**Task details**
Repeat the material exactly, every line of it.

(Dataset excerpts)

<<<<

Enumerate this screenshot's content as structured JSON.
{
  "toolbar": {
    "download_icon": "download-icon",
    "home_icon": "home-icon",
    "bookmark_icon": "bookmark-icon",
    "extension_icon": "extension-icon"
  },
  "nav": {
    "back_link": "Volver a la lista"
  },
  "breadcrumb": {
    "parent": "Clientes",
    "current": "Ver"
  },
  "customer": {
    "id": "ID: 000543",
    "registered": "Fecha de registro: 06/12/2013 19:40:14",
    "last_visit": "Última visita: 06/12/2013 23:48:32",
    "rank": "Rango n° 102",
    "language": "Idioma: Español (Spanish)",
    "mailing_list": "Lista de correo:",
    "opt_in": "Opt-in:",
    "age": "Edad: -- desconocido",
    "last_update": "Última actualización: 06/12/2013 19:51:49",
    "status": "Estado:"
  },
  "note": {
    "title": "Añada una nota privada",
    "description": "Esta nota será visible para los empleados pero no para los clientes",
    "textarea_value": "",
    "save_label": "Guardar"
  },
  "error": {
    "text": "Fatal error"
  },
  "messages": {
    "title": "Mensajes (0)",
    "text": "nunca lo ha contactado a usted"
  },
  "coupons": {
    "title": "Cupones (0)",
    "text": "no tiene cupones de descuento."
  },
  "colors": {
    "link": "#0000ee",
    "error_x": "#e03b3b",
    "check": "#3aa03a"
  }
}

>>>>

**Full answer**
Enumerate this screenshot's content as structured JSON.
{
  "toolbar": {
    "download_icon": "download-icon",
    "home_icon": "home-icon",
    "bookmark_icon": "bookmark-icon",
    "extension_icon": "extension-icon"
  },
  "nav": {
    "back_link": "Volver a la lista"
  },
  "breadcrumb": {
    "parent": "Clientes",
    "current": "Ver"
  },
  "customer": {
    "id": "ID: 000543",
    "registered": "Fecha de registro: 06/12/2013 19:40:14",
    "last_visit": "Última visita: 06/12/2013 23:48:32",
    "rank": "Rango n° 102",
    "language": "Idioma: Español (Spanish)",
    "mailing_list": "Lista de correo:",
    "opt_in": "Opt-in:",
    "age": "Edad: -- desconocido",
    "last_update": "Última actualización: 06/12/2013 19:51:49",
    "status": "Estado:"
  },
  "note": {
    "title": "Añada una nota privada",
    "description": "Esta nota será visible para los empleados pero no para los clientes",
    "textarea_value": "",
    "save_label": "Guardar"
  },
  "error": {
    "text": "Fatal error"
  },
  "messages": {
    "title": "Mensajes (0)",
    "text": "nunca lo ha contactado a usted"
  },
  "coupons": {
    "title": "Cupones (0)",
    "text": "no tiene cupones de descuento."
  },
  "colors": {
    "link": "#0000ee",
    "error_x": "#e03b3b",
    "check": "#3aa03a"
  }
}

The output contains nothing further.